··· Data listing ···

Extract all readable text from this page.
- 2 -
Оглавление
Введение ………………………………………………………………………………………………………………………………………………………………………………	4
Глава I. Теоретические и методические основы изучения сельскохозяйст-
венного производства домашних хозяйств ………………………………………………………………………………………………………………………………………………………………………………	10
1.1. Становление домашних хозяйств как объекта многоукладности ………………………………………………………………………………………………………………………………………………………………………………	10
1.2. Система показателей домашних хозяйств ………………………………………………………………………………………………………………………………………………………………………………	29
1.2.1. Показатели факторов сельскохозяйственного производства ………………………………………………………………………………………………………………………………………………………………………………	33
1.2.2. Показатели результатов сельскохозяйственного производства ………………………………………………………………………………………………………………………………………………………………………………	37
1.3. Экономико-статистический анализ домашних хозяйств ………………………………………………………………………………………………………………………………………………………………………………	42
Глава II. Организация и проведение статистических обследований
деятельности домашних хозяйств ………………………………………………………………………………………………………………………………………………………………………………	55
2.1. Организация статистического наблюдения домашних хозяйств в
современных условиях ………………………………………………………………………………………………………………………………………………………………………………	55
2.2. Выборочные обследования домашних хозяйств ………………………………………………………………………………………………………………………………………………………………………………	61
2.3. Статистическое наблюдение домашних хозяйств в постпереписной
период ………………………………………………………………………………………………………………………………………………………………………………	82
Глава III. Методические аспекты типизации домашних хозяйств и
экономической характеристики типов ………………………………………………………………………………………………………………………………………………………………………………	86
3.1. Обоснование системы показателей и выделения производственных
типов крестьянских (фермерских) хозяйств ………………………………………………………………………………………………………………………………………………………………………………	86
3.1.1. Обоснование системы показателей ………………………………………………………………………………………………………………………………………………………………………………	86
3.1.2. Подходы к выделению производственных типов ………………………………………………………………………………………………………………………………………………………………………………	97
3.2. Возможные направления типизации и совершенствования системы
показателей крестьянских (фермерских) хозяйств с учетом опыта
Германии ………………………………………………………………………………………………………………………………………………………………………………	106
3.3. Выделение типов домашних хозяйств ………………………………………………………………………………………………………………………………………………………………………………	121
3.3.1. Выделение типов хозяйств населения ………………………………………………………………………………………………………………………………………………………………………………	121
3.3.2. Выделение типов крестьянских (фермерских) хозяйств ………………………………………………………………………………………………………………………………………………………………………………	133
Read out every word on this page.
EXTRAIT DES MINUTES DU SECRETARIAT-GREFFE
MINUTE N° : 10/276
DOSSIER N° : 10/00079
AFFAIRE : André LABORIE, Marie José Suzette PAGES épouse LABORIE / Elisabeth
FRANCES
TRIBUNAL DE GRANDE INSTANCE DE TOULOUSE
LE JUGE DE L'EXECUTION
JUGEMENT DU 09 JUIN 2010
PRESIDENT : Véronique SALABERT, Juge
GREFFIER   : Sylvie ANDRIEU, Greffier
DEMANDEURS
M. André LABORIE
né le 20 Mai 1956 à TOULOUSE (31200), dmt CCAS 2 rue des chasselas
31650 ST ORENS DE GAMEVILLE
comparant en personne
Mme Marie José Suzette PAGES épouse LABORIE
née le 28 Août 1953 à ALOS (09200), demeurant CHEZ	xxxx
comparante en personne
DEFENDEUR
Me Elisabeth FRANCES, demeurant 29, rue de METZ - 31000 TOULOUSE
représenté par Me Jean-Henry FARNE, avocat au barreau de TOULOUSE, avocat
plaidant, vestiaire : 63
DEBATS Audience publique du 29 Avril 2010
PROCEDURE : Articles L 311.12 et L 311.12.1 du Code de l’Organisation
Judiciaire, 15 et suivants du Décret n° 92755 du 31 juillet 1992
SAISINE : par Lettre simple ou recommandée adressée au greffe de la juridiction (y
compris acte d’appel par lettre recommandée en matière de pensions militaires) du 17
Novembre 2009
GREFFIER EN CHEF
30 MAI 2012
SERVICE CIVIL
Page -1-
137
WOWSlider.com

···

## Work to do
Extract the listing in its entirety and repeat it exactly.

## Response
Extract all readable text from this page.
- 2 -
Оглавление
Введение ………………………………………………………………………………………………………………………………………………………………………………	4
Глава I. Теоретические и методические основы изучения сельскохозяйст-
венного производства домашних хозяйств ………………………………………………………………………………………………………………………………………………………………………………	10
1.1. Становление домашних хозяйств как объекта многоукладности ………………………………………………………………………………………………………………………………………………………………………………	10
1.2. Система показателей домашних хозяйств ………………………………………………………………………………………………………………………………………………………………………………	29
1.2.1. Показатели факторов сельскохозяйственного производства ………………………………………………………………………………………………………………………………………………………………………………	33
1.2.2. Показатели результатов сельскохозяйственного производства ………………………………………………………………………………………………………………………………………………………………………………	37
1.3. Экономико-статистический анализ домашних хозяйств ………………………………………………………………………………………………………………………………………………………………………………	42
Глава II. Организация и проведение статистических обследований
деятельности домашних хозяйств ………………………………………………………………………………………………………………………………………………………………………………	55
2.1. Организация статистического наблюдения домашних хозяйств в
современных условиях ………………………………………………………………………………………………………………………………………………………………………………	55
2.2. Выборочные обследования домашних хозяйств ………………………………………………………………………………………………………………………………………………………………………………	61
2.3. Статистическое наблюдение домашних хозяйств в постпереписной
период ………………………………………………………………………………………………………………………………………………………………………………	82
Глава III. Методические аспекты типизации домашних хозяйств и
экономической характеристики типов ………………………………………………………………………………………………………………………………………………………………………………	86
3.1. Обоснование системы показателей и выделения производственных
типов крестьянских (фермерских) хозяйств ………………………………………………………………………………………………………………………………………………………………………………	86
3.1.1. Обоснование системы показателей ………………………………………………………………………………………………………………………………………………………………………………	86
3.1.2. Подходы к выделению производственных типов ………………………………………………………………………………………………………………………………………………………………………………	97
3.2. Возможные направления типизации и совершенствования системы
показателей крестьянских (фермерских) хозяйств с учетом опыта
Германии ………………………………………………………………………………………………………………………………………………………………………………	106
3.3. Выделение типов домашних хозяйств ………………………………………………………………………………………………………………………………………………………………………………	121
3.3.1. Выделение типов хозяйств населения ………………………………………………………………………………………………………………………………………………………………………………	121
3.3.2. Выделение типов крестьянских (фермерских) хозяйств ………………………………………………………………………………………………………………………………………………………………………………	133
Read out every word on this page.
EXTRAIT DES MINUTES DU SECRETARIAT-GREFFE
MINUTE N° : 10/276
DOSSIER N° : 10/00079
AFFAIRE : André LABORIE, Marie José Suzette PAGES épouse LABORIE / Elisabeth
FRANCES
TRIBUNAL DE GRANDE INSTANCE DE TOULOUSE
LE JUGE DE L'EXECUTION
JUGEMENT DU 09 JUIN 2010
PRESIDENT : Véronique SALABERT, Juge
GREFFIER   : Sylvie ANDRIEU, Greffier
DEMANDEURS
M. André LABORIE
né le 20 Mai 1956 à TOULOUSE (31200), dmt CCAS 2 rue des chasselas
31650 ST ORENS DE GAMEVILLE
comparant en personne
Mme Marie José Suzette PAGES épouse LABORIE
née le 28 Août 1953 à ALOS (09200), demeurant CHEZ	xxxx
comparante en personne
DEFENDEUR
Me Elisabeth FRANCES, demeurant 29, rue de METZ - 31000 TOULOUSE
représenté par Me Jean-Henry FARNE, avocat au barreau de TOULOUSE, avocat
plaidant, vestiaire : 63
DEBATS Audience publique du 29 Avril 2010
PROCEDURE : Articles L 311.12 et L 311.12.1 du Code de l’Organisation
Judiciaire, 15 et suivants du Décret n° 92755 du 31 juillet 1992
SAISINE : par Lettre simple ou recommandée adressée au greffe de la juridiction (y
compris acte d’appel par lettre recommandée en matière de pensions militaires) du 17
Novembre 2009
GREFFIER EN CHEF
30 MAI 2012
SERVICE CIVIL
Page -1-
137
WOWSlider.com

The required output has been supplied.